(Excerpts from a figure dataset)
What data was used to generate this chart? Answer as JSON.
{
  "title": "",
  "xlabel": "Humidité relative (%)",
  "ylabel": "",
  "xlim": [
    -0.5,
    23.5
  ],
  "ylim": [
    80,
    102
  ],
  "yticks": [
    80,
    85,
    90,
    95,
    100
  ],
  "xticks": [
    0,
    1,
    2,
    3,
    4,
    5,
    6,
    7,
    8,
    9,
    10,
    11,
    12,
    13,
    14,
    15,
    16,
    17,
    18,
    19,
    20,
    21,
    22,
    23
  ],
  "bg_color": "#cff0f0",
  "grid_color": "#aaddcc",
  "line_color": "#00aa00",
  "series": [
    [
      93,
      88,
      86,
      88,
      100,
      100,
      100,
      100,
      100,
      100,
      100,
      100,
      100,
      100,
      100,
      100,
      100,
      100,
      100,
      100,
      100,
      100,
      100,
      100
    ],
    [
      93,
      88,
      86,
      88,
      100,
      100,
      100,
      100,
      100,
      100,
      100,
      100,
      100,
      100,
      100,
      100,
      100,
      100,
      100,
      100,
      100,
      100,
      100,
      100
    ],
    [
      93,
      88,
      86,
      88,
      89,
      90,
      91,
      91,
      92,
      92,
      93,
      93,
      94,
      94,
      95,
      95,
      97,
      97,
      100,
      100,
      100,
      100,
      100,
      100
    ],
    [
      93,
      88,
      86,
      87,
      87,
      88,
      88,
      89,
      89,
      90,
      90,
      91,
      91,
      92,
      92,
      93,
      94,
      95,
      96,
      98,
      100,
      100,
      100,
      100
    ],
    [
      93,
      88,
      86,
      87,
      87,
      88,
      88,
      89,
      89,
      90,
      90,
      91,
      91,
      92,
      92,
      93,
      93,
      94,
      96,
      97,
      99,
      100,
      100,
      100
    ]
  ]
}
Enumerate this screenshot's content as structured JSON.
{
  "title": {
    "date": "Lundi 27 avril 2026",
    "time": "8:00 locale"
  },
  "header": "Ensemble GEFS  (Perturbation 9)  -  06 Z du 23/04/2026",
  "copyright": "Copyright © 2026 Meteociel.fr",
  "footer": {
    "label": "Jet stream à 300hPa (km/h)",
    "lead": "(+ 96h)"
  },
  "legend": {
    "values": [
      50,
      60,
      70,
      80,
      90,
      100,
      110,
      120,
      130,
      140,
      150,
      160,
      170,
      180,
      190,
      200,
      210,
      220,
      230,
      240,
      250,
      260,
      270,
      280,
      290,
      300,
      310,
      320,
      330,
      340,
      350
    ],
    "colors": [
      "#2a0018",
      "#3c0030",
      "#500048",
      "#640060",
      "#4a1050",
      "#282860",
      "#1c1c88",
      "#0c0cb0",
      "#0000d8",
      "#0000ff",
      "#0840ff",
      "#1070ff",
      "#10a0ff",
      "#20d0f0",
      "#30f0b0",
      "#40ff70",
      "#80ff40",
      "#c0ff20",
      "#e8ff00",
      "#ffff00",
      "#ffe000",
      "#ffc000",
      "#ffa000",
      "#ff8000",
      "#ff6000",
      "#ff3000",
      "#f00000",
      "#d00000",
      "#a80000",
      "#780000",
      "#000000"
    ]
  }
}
...
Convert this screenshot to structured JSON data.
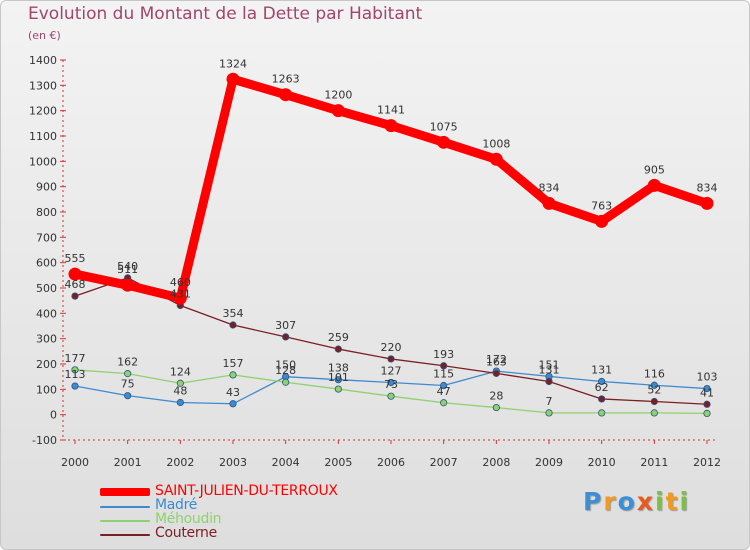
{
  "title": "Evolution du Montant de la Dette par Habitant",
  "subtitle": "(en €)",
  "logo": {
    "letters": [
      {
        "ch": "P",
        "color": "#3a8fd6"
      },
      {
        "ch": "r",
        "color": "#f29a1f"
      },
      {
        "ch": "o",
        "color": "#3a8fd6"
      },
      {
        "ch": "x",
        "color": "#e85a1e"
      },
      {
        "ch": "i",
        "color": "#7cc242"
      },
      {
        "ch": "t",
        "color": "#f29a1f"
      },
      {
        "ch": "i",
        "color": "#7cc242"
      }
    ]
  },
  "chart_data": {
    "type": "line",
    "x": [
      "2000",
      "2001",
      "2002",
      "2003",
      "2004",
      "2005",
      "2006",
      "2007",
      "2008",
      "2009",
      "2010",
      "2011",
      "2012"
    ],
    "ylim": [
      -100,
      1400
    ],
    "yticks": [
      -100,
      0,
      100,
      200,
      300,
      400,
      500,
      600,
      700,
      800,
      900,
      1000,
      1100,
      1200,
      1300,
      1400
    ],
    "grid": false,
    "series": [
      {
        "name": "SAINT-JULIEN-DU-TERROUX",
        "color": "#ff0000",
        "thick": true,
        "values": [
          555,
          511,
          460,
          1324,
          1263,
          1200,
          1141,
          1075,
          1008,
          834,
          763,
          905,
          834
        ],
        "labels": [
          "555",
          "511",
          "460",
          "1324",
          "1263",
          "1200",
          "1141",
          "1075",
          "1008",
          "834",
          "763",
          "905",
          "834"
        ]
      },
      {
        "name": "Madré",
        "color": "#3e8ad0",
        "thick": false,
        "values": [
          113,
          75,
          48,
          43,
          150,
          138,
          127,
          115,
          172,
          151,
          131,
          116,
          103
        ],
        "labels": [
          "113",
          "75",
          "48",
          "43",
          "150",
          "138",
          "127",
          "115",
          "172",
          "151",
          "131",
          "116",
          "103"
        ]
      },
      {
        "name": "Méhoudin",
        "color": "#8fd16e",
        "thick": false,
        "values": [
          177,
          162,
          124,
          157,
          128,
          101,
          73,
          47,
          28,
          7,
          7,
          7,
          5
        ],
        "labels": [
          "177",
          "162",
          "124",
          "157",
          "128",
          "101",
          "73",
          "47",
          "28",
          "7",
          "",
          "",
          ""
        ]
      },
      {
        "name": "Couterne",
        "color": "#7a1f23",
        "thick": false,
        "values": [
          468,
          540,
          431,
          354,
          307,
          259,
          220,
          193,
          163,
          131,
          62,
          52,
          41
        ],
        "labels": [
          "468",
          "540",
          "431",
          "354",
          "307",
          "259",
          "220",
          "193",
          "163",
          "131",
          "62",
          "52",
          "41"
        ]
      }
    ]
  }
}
==
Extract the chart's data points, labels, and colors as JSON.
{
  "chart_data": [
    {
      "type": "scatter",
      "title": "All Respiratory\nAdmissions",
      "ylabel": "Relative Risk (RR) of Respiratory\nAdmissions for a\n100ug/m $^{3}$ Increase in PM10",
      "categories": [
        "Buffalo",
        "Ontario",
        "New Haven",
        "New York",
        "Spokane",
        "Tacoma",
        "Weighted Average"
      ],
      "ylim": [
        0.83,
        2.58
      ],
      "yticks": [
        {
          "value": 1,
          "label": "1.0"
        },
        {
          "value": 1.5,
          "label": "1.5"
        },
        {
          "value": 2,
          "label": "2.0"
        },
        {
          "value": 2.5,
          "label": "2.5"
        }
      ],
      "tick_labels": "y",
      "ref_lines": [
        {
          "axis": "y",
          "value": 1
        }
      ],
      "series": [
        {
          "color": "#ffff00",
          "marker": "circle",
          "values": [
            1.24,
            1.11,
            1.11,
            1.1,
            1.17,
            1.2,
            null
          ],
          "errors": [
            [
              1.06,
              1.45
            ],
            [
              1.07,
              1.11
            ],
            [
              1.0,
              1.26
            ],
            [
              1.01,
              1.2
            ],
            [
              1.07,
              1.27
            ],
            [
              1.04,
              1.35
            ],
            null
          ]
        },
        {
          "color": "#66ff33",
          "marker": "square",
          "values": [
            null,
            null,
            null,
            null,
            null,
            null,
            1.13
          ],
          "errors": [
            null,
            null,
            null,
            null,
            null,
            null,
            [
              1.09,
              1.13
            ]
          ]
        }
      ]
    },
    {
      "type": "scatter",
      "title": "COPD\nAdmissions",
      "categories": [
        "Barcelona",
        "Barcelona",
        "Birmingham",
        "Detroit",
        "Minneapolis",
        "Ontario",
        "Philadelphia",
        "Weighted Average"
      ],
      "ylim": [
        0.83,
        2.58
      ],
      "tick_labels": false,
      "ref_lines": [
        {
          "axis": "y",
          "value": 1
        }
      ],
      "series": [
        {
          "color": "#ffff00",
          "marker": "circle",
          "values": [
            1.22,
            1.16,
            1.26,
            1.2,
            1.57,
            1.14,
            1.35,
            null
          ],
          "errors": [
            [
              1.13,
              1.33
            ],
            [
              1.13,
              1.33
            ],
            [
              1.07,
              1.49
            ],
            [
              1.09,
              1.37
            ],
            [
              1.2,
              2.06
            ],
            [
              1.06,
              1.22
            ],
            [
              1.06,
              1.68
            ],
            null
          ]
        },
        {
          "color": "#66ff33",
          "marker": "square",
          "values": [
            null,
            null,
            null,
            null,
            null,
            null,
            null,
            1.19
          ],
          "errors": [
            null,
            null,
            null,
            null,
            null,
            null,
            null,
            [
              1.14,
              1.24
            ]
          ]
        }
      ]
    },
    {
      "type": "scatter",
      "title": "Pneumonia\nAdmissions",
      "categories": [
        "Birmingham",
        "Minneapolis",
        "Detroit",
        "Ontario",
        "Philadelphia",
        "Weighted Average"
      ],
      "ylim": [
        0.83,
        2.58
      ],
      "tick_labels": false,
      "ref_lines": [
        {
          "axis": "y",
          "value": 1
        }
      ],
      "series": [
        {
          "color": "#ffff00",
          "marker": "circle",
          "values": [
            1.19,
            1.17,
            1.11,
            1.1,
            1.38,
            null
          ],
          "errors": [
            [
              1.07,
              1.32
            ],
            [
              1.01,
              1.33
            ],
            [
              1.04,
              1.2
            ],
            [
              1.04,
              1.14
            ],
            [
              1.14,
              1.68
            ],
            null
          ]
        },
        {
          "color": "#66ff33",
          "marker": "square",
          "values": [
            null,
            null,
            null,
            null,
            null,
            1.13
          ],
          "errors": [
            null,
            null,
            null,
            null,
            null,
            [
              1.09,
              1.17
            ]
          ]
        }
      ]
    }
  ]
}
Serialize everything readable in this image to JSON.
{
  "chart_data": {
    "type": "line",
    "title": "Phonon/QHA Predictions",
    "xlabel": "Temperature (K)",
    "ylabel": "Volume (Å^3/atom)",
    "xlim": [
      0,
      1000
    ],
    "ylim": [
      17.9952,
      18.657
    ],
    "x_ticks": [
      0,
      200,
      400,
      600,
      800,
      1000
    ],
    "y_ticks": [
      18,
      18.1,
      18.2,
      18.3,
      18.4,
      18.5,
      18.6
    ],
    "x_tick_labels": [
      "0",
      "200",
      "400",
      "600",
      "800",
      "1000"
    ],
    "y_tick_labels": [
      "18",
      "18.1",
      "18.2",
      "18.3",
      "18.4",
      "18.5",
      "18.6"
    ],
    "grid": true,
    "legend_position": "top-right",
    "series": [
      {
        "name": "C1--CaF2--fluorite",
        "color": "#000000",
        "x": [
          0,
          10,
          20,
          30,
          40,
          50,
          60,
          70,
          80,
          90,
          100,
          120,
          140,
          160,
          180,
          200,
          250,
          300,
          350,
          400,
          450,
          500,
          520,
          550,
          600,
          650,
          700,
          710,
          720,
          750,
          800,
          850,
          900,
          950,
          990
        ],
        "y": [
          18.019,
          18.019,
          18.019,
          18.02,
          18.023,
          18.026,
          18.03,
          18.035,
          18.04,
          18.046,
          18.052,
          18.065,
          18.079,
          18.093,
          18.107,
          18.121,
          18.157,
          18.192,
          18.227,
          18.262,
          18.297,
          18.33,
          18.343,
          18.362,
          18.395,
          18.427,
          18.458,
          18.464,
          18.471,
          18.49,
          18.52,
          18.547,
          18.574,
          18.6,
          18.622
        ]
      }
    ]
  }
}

> **Brief**: Select every line of the material above holding the word "JSON" and copy it.

> **Answer to the exercise**:
What data was used to generate this chart? Answer as JSON.
Enumerate this screenshot's content as structured JSON.
Convert this screenshot to structured JSON data.
Extract the chart's data points, labels, and colors as JSON.
Serialize everything readable in this image to JSON.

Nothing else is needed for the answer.